▸ Task:
Look through the material below. Copy each line that contains the string "ಮನವರ".

[Dataset records]
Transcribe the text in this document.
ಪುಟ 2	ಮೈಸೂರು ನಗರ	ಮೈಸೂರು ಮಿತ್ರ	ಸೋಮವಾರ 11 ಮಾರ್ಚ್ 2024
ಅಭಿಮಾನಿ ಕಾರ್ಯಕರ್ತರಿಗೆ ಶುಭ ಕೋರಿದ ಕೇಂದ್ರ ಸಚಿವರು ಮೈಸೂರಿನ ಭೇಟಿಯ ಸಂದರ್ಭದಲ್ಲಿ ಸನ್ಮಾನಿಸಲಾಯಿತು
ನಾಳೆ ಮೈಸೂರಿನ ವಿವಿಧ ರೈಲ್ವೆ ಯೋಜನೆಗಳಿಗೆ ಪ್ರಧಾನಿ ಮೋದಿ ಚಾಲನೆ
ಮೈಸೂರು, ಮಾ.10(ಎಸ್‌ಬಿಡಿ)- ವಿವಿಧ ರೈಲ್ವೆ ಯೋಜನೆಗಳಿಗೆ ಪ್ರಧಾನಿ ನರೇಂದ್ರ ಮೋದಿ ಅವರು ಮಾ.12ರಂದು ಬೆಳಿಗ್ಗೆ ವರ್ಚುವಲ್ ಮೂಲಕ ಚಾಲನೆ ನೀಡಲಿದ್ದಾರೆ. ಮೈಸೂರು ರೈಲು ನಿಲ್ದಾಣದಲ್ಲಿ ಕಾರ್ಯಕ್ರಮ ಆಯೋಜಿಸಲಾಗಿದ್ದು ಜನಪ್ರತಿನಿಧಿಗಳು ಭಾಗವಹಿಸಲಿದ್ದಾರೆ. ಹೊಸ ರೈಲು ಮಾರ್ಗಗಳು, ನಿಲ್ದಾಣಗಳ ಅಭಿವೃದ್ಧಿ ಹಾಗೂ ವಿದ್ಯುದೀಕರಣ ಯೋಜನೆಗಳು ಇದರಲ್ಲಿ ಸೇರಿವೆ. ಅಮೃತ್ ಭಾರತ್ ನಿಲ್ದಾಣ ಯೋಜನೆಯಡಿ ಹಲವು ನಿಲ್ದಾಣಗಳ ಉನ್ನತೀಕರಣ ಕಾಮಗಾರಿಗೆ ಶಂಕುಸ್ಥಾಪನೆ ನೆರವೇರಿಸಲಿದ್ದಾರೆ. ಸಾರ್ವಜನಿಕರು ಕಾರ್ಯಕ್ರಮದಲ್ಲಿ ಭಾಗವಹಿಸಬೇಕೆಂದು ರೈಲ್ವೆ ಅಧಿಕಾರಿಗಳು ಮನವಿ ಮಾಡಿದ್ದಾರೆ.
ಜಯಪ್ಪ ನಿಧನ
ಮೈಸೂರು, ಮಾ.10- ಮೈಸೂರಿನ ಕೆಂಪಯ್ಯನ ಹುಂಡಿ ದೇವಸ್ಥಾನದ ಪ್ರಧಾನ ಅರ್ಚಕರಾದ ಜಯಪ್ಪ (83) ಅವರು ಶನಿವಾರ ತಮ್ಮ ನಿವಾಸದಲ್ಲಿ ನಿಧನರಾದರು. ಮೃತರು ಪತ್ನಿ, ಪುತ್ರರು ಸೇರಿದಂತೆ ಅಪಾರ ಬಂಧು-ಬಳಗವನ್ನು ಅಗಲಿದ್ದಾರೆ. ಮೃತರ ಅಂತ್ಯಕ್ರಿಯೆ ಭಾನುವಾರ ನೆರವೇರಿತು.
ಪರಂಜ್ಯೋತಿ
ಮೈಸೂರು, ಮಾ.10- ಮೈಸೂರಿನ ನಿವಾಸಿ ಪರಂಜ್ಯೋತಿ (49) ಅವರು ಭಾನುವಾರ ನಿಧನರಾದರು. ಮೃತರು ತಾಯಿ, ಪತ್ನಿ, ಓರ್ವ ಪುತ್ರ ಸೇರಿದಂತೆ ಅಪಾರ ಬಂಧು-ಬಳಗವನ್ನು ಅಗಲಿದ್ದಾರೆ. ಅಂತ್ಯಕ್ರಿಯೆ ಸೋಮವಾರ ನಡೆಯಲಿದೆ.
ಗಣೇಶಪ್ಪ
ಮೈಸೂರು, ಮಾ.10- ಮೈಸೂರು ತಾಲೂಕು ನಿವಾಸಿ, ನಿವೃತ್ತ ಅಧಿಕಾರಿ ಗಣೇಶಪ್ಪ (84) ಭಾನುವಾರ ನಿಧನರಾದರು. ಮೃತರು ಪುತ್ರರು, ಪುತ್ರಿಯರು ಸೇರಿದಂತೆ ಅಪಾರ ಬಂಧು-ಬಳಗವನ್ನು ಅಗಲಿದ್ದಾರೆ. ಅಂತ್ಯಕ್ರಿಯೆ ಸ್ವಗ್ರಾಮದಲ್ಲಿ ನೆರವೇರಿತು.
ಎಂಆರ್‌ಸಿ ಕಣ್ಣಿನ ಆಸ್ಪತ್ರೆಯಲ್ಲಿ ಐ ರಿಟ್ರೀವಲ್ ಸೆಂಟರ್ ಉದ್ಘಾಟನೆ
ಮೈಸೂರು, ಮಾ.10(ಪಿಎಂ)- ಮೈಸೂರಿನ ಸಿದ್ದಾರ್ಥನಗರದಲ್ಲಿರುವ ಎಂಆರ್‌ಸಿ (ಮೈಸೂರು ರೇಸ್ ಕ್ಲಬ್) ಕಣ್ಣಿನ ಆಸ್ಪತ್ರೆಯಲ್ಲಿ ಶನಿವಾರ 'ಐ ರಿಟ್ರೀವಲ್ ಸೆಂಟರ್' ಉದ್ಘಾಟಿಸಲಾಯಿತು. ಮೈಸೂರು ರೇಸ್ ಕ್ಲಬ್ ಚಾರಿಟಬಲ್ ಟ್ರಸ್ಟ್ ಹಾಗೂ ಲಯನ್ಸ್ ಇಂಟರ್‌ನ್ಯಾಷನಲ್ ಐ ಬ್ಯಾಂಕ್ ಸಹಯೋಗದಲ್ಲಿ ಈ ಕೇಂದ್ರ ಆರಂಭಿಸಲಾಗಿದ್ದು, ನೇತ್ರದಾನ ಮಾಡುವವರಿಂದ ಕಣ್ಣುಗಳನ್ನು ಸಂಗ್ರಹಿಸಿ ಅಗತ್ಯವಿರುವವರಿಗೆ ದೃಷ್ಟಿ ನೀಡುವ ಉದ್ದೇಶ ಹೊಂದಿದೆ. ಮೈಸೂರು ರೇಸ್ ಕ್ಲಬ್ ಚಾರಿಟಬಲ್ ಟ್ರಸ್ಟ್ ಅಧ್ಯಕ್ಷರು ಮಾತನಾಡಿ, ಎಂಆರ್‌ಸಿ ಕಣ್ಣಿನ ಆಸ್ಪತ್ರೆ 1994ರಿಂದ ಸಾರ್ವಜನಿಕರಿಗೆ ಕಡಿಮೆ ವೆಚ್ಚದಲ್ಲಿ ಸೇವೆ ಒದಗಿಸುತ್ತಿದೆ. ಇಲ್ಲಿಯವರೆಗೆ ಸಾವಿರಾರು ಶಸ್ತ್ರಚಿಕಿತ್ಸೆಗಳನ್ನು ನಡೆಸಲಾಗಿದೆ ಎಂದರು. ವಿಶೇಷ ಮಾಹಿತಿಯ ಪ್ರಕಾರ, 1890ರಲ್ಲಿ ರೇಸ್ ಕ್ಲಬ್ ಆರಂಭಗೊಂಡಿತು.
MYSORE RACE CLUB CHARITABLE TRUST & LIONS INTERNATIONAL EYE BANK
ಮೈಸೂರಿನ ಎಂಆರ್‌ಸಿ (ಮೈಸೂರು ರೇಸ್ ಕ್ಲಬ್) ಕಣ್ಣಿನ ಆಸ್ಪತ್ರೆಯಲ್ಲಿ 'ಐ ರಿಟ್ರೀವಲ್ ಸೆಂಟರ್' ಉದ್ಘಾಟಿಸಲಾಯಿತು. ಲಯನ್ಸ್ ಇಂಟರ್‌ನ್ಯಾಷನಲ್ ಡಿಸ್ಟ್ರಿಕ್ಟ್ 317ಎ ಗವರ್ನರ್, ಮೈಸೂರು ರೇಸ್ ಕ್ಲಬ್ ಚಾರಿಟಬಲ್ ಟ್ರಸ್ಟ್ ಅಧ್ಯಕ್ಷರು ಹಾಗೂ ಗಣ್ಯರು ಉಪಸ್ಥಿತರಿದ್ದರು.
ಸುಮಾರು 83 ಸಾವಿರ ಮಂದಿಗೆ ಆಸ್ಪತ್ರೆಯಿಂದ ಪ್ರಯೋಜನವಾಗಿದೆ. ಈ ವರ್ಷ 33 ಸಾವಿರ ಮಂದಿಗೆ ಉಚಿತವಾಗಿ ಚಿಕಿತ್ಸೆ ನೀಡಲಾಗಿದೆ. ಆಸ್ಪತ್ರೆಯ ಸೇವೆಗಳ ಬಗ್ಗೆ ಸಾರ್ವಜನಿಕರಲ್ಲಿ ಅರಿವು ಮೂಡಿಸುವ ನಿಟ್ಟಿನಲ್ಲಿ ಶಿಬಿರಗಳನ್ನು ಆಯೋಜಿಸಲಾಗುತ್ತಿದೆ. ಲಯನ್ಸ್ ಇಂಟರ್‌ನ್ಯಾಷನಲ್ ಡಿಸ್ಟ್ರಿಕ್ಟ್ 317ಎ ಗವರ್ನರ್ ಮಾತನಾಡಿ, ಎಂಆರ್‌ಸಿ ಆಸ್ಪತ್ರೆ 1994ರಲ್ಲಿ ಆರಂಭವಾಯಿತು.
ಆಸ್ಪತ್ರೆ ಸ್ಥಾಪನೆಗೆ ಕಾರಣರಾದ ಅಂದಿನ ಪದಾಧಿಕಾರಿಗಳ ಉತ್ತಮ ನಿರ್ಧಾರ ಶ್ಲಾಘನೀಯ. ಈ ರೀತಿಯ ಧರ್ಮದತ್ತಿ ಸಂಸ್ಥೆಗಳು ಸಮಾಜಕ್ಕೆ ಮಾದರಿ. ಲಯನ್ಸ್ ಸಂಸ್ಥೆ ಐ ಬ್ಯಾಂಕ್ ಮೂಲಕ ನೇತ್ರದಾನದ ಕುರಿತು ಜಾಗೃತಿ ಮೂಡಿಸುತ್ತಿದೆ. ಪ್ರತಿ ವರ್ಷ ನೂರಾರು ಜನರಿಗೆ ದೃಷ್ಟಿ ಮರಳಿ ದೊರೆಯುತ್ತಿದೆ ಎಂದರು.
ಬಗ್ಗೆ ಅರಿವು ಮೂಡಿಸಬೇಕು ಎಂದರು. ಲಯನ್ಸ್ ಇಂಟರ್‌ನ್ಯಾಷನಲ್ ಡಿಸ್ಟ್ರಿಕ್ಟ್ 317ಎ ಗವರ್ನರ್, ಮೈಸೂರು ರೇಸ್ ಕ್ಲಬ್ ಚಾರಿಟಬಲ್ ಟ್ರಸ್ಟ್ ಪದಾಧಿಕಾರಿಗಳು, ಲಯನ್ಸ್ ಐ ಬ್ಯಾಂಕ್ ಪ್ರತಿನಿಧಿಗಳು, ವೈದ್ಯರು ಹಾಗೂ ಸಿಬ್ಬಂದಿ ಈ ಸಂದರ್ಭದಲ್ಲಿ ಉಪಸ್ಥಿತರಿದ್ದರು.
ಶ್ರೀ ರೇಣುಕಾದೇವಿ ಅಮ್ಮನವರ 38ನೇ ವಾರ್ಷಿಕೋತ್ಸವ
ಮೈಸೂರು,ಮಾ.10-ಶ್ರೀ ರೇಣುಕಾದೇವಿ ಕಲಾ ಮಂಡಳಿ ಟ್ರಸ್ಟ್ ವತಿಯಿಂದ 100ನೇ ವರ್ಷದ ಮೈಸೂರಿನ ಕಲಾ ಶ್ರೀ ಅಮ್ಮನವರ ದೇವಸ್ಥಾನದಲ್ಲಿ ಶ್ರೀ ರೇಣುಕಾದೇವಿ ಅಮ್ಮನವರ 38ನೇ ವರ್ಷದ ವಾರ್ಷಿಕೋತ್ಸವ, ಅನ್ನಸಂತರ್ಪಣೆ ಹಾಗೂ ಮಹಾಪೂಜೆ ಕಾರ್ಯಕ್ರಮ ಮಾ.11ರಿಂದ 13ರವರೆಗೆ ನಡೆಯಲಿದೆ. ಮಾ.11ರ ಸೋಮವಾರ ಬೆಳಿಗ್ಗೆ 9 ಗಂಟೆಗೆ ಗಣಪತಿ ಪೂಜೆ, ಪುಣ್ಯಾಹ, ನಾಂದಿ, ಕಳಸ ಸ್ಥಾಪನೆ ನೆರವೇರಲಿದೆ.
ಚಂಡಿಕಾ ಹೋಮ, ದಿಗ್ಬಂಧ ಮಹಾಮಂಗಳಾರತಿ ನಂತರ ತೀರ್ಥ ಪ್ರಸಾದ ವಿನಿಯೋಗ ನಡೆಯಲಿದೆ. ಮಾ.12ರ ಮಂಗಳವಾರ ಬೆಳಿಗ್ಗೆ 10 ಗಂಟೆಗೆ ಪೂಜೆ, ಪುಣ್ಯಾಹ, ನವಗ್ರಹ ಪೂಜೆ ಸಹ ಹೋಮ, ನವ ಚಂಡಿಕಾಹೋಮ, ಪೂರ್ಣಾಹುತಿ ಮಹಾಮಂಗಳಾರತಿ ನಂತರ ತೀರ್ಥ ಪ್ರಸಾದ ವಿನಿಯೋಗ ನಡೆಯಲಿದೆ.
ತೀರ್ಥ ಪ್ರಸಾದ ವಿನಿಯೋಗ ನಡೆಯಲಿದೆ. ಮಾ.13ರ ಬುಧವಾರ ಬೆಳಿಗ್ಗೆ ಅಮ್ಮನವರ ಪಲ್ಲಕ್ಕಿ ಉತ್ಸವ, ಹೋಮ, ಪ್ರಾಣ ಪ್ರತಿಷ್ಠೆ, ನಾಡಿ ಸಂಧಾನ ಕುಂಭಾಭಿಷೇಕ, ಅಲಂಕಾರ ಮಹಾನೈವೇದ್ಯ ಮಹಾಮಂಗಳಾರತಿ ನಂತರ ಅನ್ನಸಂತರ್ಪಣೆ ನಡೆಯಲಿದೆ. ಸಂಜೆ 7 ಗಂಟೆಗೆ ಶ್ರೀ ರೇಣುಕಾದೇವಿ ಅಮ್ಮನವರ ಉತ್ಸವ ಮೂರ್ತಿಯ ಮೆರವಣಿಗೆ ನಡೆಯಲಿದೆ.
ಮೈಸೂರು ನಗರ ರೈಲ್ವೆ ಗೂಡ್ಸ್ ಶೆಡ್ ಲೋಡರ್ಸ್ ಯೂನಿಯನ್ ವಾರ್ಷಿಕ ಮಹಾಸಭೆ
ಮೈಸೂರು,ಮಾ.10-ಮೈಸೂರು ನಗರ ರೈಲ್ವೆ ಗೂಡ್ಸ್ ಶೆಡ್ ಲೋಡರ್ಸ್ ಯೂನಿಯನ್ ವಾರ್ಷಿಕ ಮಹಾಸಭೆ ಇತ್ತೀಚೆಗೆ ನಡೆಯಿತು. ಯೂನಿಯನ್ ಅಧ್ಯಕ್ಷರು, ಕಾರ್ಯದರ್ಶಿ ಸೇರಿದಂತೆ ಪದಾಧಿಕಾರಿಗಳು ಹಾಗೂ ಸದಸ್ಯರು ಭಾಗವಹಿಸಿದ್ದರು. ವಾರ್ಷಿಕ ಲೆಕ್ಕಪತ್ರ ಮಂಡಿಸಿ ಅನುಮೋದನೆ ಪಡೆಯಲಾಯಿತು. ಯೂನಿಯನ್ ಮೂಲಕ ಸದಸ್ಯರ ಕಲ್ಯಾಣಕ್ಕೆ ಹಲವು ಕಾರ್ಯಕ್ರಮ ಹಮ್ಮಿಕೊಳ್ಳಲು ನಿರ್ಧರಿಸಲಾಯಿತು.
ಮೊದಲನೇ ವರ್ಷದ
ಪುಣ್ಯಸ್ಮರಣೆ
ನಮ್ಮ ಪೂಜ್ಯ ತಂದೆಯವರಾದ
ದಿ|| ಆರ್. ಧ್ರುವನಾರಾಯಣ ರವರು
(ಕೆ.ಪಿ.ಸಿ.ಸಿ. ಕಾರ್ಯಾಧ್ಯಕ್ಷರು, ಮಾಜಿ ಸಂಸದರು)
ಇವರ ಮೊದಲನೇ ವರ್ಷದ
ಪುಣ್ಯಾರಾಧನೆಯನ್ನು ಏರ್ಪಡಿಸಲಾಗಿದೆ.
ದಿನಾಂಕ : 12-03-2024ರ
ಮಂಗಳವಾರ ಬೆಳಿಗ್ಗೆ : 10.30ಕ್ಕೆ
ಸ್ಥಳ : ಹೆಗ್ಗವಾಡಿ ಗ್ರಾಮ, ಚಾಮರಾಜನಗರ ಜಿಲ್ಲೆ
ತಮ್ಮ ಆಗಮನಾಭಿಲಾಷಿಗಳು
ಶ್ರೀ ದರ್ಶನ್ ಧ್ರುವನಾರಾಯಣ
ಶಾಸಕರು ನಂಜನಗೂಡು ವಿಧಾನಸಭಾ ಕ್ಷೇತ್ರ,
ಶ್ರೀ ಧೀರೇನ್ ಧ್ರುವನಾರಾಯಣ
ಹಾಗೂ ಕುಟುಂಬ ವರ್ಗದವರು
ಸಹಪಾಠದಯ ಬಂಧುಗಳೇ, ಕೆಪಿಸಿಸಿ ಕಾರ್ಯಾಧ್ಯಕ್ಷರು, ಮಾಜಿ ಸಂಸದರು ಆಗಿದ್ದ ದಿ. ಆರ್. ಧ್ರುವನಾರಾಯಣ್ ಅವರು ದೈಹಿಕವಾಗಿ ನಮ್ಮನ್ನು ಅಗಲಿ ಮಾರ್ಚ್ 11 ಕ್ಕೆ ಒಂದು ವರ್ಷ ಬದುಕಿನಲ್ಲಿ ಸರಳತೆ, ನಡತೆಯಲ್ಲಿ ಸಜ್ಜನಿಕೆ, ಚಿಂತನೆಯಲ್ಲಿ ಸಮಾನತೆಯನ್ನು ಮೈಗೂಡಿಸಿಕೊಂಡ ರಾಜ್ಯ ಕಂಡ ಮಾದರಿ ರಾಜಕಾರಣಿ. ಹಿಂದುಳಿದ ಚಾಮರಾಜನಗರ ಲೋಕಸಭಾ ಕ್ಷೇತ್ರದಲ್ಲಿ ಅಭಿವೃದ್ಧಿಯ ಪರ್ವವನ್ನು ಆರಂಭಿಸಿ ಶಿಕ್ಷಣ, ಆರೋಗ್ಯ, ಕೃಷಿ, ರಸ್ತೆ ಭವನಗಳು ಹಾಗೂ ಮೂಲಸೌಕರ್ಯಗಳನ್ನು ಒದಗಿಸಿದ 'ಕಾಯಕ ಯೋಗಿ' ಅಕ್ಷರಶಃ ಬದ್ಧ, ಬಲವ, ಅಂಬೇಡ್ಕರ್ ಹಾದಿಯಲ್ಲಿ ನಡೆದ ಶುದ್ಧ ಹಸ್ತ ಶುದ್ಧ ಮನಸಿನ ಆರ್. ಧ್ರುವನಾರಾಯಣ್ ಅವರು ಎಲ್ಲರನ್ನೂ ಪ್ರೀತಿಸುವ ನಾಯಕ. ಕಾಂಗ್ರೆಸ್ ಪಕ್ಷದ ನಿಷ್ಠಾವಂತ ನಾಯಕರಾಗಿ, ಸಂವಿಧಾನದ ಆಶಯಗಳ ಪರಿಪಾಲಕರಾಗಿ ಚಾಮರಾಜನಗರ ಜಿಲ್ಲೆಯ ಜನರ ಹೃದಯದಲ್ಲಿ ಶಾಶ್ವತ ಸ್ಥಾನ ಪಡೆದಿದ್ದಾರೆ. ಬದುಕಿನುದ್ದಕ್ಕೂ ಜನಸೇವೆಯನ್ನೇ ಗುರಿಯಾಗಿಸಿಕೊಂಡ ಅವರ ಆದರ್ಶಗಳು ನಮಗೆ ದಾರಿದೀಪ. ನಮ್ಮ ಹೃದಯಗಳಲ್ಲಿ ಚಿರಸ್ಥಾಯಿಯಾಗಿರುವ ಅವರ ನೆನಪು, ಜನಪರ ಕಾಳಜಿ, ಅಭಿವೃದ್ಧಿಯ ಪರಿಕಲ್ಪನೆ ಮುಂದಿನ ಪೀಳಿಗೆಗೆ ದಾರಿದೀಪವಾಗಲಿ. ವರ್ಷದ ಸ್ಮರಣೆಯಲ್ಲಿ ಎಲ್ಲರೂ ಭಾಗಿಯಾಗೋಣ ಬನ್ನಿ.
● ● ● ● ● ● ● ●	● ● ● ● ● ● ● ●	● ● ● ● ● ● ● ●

▸ Response for this exercise:
ಶ್ರೀ ರೇಣುಕಾದೇವಿ ಅಮ್ಮನವರ 38ನೇ ವಾರ್ಷಿಕೋತ್ಸವ
ಮೈಸೂರು,ಮಾ.10-ಶ್ರೀ ರೇಣುಕಾದೇವಿ ಕಲಾ ಮಂಡಳಿ ಟ್ರಸ್ಟ್ ವತಿಯಿಂದ 100ನೇ ವರ್ಷದ ಮೈಸೂರಿನ ಕಲಾ ಶ್ರೀ ಅಮ್ಮನವರ ದೇವಸ್ಥಾನದಲ್ಲಿ ಶ್ರೀ ರೇಣುಕಾದೇವಿ ಅಮ್ಮನವರ 38ನೇ ವರ್ಷದ ವಾರ್ಷಿಕೋತ್ಸವ, ಅನ್ನಸಂತರ್ಪಣೆ ಹಾಗೂ ಮಹಾಪೂಜೆ ಕಾರ್ಯಕ್ರಮ ಮಾ.11ರಿಂದ 13ರವರೆಗೆ ನಡೆಯಲಿದೆ. ಮಾ.11ರ ಸೋಮವಾರ ಬೆಳಿಗ್ಗೆ 9 ಗಂಟೆಗೆ ಗಣಪತಿ ಪೂಜೆ, ಪುಣ್ಯಾಹ, ನಾಂದಿ, ಕಳಸ ಸ್ಥಾಪನೆ ನೆರವೇರಲಿದೆ.
ತೀರ್ಥ ಪ್ರಸಾದ ವಿನಿಯೋಗ ನಡೆಯಲಿದೆ. ಮಾ.13ರ ಬುಧವಾರ ಬೆಳಿಗ್ಗೆ ಅಮ್ಮನವರ ಪಲ್ಲಕ್ಕಿ ಉತ್ಸವ, ಹೋಮ, ಪ್ರಾಣ ಪ್ರತಿಷ್ಠೆ, ನಾಡಿ ಸಂಧಾನ ಕುಂಭಾಭಿಷೇಕ, ಅಲಂಕಾರ ಮಹಾನೈವೇದ್ಯ ಮಹಾಮಂಗಳಾರತಿ ನಂತರ ಅನ್ನಸಂತರ್ಪಣೆ ನಡೆಯಲಿದೆ. ಸಂಜೆ 7 ಗಂಟೆಗೆ ಶ್ರೀ ರೇಣುಕಾದೇವಿ ಅಮ್ಮನವರ ಉತ್ಸವ ಮೂರ್ತಿಯ ಮೆರವಣಿಗೆ ನಡೆಯಲಿದೆ.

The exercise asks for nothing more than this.